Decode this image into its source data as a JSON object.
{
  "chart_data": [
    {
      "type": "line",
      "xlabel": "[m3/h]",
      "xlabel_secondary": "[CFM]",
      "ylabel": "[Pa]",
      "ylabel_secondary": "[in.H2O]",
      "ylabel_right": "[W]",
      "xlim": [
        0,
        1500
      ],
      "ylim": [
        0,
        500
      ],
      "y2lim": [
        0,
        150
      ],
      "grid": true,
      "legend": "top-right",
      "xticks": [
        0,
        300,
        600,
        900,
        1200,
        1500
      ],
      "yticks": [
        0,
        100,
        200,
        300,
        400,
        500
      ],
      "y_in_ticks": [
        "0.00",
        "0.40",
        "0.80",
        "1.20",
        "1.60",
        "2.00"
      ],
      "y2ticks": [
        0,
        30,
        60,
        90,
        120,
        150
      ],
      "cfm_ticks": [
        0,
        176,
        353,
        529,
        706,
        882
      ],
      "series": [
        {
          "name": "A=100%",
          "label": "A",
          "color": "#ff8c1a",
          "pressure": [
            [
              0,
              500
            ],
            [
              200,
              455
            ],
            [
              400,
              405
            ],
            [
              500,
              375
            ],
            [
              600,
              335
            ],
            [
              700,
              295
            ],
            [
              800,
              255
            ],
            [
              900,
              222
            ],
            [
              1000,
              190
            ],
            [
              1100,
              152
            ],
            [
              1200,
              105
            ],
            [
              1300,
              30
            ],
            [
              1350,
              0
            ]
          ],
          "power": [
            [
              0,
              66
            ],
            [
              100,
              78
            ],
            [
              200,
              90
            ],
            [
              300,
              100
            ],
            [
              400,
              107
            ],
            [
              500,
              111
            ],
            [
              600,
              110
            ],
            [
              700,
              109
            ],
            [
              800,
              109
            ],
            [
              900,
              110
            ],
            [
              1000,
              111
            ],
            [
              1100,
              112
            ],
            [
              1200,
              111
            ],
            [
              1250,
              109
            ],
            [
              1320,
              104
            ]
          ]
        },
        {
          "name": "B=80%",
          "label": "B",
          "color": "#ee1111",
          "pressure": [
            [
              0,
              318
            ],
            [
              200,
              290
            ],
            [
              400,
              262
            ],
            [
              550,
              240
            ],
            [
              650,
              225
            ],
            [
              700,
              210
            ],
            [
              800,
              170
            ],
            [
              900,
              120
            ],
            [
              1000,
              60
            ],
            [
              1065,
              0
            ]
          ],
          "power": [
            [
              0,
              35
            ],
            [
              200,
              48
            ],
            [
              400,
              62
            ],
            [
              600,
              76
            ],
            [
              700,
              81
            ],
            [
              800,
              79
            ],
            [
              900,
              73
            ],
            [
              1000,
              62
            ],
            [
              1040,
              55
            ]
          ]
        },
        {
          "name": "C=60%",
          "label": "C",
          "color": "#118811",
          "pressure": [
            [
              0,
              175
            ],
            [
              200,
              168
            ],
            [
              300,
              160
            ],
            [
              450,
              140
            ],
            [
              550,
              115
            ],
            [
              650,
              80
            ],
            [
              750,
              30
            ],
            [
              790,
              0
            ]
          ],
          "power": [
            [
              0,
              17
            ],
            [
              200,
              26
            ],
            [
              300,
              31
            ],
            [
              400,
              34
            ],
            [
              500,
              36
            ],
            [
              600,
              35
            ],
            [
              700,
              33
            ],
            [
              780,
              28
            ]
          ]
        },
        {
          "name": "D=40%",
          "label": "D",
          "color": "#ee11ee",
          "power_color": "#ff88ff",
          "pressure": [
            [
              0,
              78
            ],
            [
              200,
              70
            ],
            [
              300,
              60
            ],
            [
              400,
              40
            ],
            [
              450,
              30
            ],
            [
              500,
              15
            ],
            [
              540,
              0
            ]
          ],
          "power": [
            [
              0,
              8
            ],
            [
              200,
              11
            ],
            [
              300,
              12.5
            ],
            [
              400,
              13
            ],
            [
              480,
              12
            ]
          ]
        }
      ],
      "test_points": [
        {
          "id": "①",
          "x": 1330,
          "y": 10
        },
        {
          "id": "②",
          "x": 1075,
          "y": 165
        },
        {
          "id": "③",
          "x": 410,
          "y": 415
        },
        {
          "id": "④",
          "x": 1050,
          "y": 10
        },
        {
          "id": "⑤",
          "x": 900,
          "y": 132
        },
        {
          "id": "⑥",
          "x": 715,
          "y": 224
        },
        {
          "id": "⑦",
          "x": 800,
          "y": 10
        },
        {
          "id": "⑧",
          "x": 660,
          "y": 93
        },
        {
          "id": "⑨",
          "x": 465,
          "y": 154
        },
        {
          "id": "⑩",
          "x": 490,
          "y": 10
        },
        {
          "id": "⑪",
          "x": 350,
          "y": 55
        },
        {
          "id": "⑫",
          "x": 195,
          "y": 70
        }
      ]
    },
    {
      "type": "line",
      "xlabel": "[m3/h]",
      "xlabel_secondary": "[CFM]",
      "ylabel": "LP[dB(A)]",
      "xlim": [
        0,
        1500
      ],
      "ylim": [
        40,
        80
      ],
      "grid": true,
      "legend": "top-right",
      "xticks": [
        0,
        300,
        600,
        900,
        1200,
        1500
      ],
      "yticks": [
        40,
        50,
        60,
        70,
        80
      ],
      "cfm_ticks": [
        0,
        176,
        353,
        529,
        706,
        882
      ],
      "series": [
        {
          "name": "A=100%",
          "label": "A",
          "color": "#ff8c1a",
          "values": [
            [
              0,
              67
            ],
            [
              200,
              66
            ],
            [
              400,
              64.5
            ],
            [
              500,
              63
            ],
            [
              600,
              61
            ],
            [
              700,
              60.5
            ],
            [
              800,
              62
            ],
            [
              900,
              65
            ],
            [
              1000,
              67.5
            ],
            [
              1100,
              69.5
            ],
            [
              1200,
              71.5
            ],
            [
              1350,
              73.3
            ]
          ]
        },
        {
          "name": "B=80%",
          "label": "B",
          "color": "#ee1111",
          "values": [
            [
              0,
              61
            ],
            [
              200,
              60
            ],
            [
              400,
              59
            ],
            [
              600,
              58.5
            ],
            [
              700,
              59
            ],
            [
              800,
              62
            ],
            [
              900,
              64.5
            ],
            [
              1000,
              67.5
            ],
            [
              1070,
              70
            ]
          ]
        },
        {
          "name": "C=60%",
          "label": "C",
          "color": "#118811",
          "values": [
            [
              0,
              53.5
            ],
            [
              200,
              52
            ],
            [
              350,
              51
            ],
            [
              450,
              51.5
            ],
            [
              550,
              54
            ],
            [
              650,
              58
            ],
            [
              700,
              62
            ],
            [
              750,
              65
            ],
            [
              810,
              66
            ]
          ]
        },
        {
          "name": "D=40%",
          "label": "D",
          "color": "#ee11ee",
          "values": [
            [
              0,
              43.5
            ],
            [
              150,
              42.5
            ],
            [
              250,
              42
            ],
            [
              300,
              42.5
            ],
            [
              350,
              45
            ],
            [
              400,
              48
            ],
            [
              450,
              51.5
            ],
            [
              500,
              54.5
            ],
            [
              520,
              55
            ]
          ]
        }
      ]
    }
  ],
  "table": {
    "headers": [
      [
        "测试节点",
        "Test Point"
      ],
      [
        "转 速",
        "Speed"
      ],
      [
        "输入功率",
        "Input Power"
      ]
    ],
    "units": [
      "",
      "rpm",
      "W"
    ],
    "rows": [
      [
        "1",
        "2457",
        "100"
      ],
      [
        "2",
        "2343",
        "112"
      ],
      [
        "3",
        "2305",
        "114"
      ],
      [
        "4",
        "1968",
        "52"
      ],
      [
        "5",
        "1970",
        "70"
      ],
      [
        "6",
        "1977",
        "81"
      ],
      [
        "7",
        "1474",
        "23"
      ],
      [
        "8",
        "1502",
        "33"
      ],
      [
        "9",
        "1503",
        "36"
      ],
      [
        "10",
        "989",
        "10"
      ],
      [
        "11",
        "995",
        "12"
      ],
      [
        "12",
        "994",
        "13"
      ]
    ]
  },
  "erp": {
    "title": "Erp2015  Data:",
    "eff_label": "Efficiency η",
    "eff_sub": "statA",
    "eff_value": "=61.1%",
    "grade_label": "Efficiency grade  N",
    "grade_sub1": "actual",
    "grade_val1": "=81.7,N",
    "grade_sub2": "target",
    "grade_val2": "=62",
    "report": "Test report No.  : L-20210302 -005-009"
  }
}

----------

> _Exercise objective_: Report all lines of the material that contain the word "Efficiency".

> _Reply to the exercise_:
    "eff_label": "Efficiency η",
    "grade_label": "Efficiency grade  N",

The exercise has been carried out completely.